**RECORD EXCERPTS:**

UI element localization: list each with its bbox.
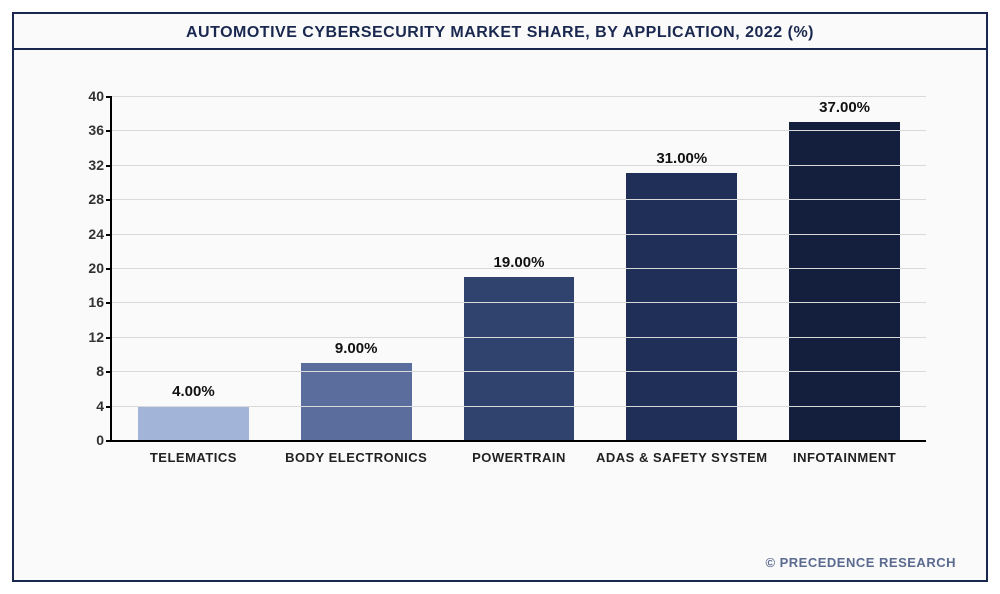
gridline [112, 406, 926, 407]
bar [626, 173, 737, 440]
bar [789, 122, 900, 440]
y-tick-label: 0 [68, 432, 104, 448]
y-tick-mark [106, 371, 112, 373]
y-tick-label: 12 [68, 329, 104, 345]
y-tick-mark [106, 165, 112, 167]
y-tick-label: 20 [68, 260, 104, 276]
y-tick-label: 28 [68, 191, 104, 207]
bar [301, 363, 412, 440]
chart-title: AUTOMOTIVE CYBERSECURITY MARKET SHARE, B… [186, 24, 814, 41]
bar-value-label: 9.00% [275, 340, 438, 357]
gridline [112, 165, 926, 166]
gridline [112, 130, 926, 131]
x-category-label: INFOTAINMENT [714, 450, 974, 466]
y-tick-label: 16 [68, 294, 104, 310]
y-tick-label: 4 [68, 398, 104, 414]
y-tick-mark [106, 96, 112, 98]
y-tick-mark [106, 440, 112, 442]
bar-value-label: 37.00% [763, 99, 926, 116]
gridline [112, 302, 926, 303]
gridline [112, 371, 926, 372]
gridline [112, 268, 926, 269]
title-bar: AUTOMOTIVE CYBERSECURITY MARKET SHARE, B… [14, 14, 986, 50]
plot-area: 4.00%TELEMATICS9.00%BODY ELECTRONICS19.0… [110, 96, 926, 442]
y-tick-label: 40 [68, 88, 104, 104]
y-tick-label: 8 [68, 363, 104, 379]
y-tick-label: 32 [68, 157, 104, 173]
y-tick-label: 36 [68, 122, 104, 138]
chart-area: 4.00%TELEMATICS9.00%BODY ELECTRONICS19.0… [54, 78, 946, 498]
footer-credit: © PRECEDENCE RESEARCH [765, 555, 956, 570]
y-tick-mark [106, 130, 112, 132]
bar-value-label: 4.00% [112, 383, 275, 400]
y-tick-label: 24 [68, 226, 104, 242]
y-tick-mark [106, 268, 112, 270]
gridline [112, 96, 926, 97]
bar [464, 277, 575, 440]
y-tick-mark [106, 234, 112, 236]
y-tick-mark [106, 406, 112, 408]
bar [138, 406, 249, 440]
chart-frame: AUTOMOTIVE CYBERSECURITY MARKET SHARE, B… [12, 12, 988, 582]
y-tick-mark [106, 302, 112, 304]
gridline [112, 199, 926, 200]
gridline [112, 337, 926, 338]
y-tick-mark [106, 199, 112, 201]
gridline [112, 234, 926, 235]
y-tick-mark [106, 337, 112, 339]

...

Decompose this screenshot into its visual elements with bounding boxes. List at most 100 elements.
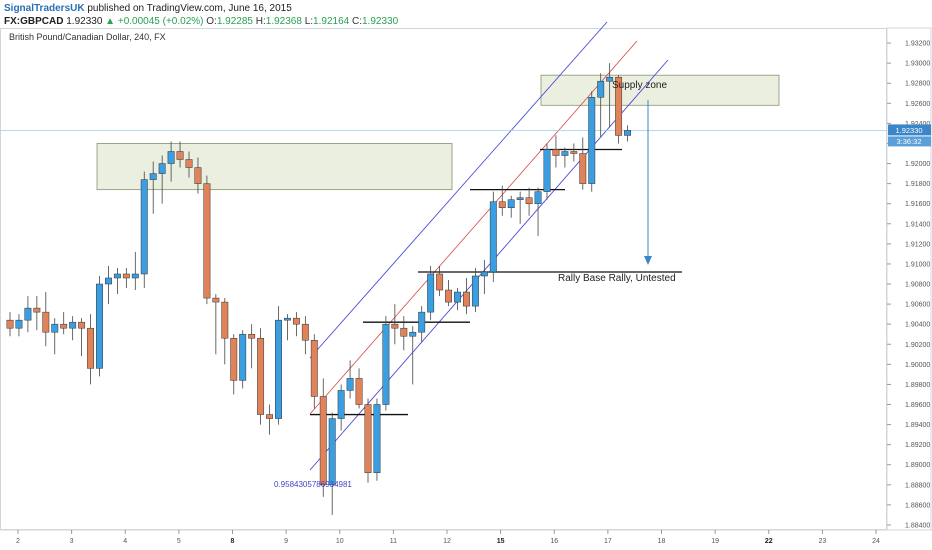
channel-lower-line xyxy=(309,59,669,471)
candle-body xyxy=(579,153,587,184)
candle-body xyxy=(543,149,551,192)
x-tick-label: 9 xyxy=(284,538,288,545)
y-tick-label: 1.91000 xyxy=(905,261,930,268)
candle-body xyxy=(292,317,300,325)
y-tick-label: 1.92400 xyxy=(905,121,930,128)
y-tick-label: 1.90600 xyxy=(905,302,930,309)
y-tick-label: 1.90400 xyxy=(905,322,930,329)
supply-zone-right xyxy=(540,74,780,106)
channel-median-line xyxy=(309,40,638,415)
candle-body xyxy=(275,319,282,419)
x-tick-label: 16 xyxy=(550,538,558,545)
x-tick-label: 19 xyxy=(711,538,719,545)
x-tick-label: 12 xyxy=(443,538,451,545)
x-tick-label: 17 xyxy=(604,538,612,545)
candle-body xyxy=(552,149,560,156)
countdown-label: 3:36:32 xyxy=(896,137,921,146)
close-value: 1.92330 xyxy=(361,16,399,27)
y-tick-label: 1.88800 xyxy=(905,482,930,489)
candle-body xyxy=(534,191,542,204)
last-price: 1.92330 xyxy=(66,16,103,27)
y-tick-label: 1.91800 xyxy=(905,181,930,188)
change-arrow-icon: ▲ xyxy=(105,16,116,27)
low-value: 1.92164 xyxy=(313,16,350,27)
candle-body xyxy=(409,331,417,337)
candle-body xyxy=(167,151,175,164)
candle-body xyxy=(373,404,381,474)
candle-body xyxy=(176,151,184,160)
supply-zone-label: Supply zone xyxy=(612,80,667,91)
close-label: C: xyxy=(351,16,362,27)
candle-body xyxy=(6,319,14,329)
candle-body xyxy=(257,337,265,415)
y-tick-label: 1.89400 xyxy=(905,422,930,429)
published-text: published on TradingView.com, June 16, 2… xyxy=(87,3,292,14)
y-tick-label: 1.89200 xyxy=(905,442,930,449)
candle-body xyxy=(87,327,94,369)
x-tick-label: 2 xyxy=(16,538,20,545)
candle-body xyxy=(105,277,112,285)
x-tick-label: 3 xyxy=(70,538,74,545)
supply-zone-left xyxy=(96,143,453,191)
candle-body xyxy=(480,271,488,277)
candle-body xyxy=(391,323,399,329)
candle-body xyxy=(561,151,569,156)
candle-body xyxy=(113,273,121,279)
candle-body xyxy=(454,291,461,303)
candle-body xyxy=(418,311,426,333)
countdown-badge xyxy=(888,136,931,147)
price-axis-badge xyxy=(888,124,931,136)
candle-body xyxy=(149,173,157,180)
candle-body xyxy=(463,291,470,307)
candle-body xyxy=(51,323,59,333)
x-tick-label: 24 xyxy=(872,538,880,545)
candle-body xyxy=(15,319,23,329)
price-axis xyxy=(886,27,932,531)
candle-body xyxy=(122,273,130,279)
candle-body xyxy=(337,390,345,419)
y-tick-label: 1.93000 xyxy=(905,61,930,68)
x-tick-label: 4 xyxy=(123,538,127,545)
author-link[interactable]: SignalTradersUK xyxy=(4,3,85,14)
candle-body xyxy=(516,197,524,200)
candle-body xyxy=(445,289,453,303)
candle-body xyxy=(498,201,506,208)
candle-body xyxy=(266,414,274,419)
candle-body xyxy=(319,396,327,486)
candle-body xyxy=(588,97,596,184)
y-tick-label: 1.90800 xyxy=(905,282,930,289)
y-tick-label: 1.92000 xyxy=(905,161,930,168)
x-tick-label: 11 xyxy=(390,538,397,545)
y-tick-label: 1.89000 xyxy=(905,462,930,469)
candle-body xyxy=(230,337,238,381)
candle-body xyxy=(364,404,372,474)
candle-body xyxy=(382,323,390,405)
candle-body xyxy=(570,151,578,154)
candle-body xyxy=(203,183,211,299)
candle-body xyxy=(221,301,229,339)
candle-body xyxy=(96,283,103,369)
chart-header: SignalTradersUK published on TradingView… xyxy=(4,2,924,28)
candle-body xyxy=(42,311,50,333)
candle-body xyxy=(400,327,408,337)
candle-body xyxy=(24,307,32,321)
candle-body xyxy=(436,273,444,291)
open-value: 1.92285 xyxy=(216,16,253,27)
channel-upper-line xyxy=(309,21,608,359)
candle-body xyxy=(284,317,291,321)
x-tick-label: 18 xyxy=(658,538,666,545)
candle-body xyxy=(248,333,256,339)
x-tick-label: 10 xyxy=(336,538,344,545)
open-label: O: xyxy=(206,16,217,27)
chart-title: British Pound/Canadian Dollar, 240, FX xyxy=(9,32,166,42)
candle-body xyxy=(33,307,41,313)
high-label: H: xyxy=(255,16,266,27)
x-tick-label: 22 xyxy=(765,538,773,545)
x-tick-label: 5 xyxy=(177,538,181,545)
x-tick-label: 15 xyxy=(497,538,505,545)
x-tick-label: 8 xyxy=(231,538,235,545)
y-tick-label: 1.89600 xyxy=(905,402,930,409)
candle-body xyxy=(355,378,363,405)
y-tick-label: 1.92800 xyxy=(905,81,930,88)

--

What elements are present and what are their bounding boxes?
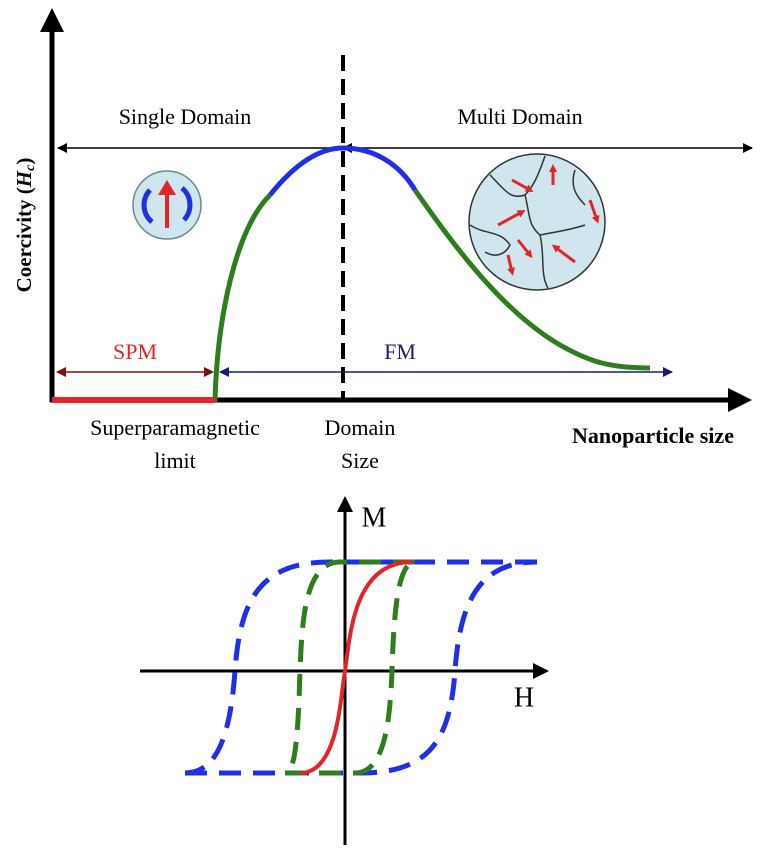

**EXERCISE TASK:**
Update the listing, starting with the line that contains "Decompose this screenshot" and going on through the line that contains "candle-body xyxy=(176,151,184,160)", so that "candle-body" becomes "candlestick-body" wherever it appears there, with everything else unchanged. Return only those lines, without the pictures.

**REPLY:**
Decompose this screenshot into its visual elements with bounding boxes. List at most 100 elements.
channel-lower-line xyxy=(309,59,669,471)
candlestick-body xyxy=(579,153,587,184)
candlestick-body xyxy=(543,149,551,192)
x-tick-label: 9 xyxy=(284,538,288,545)
y-tick-label: 1.91000 xyxy=(905,261,930,268)
candlestick-body xyxy=(292,317,300,325)
y-tick-label: 1.92400 xyxy=(905,121,930,128)
y-tick-label: 1.90600 xyxy=(905,302,930,309)
y-tick-label: 1.90400 xyxy=(905,322,930,329)
supply-zone-right xyxy=(540,74,780,106)
channel-median-line xyxy=(309,40,638,415)
candlestick-body xyxy=(275,319,282,419)
x-tick-label: 16 xyxy=(550,538,558,545)
x-tick-label: 19 xyxy=(711,538,719,545)
x-tick-label: 12 xyxy=(443,538,451,545)
x-tick-label: 17 xyxy=(604,538,612,545)
candlestick-body xyxy=(552,149,560,156)
countdown-label: 3:36:32 xyxy=(896,137,921,146)
close-value: 1.92330 xyxy=(361,16,399,27)
y-tick-label: 1.88800 xyxy=(905,482,930,489)
candlestick-body xyxy=(534,191,542,204)
last-price: 1.92330 xyxy=(66,16,103,27)
y-tick-label: 1.91800 xyxy=(905,181,930,188)
change-arrow-icon: ▲ xyxy=(105,16,116,27)
low-value: 1.92164 xyxy=(313,16,350,27)
candlestick-body xyxy=(409,331,417,337)
candlestick-body xyxy=(167,151,175,164)
candlestick-body xyxy=(373,404,381,474)
candlestick-body xyxy=(176,151,184,160)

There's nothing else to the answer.